• _Goal_: Without including any pictures, write out the listing below exactly.

==================================================

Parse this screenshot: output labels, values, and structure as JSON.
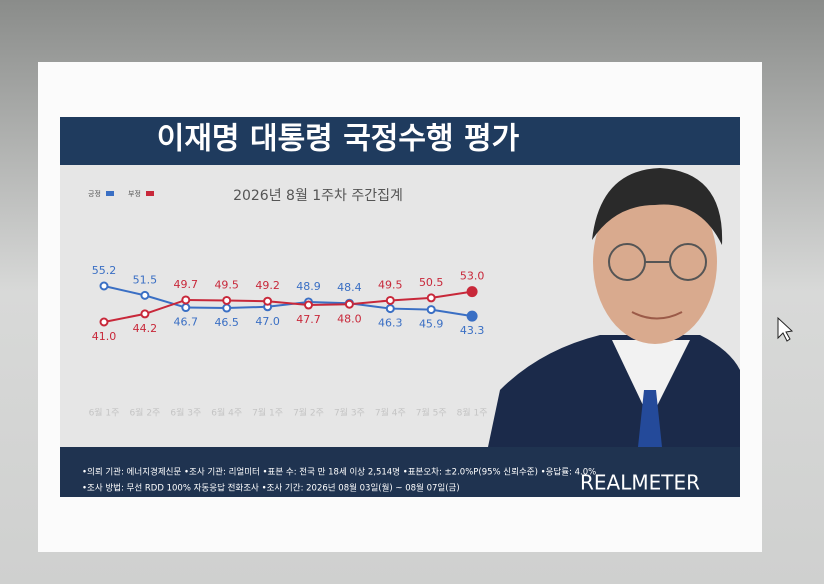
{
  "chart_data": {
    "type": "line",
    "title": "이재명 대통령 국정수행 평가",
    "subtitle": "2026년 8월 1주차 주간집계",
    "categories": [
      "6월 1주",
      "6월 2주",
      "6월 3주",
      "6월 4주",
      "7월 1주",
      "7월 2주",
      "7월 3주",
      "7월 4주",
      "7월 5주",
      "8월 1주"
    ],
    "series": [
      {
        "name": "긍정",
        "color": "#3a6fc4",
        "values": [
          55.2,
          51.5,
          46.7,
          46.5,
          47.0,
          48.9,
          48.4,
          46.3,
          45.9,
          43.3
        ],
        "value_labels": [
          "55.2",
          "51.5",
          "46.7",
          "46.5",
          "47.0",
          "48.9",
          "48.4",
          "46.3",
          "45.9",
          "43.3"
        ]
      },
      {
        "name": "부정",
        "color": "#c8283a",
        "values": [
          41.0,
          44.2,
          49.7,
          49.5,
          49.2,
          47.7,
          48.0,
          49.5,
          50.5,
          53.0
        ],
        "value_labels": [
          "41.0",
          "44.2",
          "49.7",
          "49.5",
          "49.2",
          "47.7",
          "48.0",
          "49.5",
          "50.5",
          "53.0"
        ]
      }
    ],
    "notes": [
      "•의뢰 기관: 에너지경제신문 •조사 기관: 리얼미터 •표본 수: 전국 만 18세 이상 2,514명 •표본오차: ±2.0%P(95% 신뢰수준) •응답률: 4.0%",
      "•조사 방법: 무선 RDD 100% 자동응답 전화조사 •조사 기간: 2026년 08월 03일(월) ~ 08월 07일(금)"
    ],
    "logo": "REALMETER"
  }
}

==================================================

• _Result for this task_:
Parse this screenshot: output labels, values, and structure as JSON.
{
  "chart_data": {
    "type": "line",
    "title": "이재명 대통령 국정수행 평가",
    "subtitle": "2026년 8월 1주차 주간집계",
    "categories": [
      "6월 1주",
      "6월 2주",
      "6월 3주",
      "6월 4주",
      "7월 1주",
      "7월 2주",
      "7월 3주",
      "7월 4주",
      "7월 5주",
      "8월 1주"
    ],
    "series": [
      {
        "name": "긍정",
        "color": "#3a6fc4",
        "values": [
          55.2,
          51.5,
          46.7,
          46.5,
          47.0,
          48.9,
          48.4,
          46.3,
          45.9,
          43.3
        ],
        "value_labels": [
          "55.2",
          "51.5",
          "46.7",
          "46.5",
          "47.0",
          "48.9",
          "48.4",
          "46.3",
          "45.9",
          "43.3"
        ]
      },
      {
        "name": "부정",
        "color": "#c8283a",
        "values": [
          41.0,
          44.2,
          49.7,
          49.5,
          49.2,
          47.7,
          48.0,
          49.5,
          50.5,
          53.0
        ],
        "value_labels": [
          "41.0",
          "44.2",
          "49.7",
          "49.5",
          "49.2",
          "47.7",
          "48.0",
          "49.5",
          "50.5",
          "53.0"
        ]
      }
    ],
    "notes": [
      "•의뢰 기관: 에너지경제신문 •조사 기관: 리얼미터 •표본 수: 전국 만 18세 이상 2,514명 •표본오차: ±2.0%P(95% 신뢰수준) •응답률: 4.0%",
      "•조사 방법: 무선 RDD 100% 자동응답 전화조사 •조사 기간: 2026년 08월 03일(월) ~ 08월 07일(금)"
    ],
    "logo": "REALMETER"
  }
}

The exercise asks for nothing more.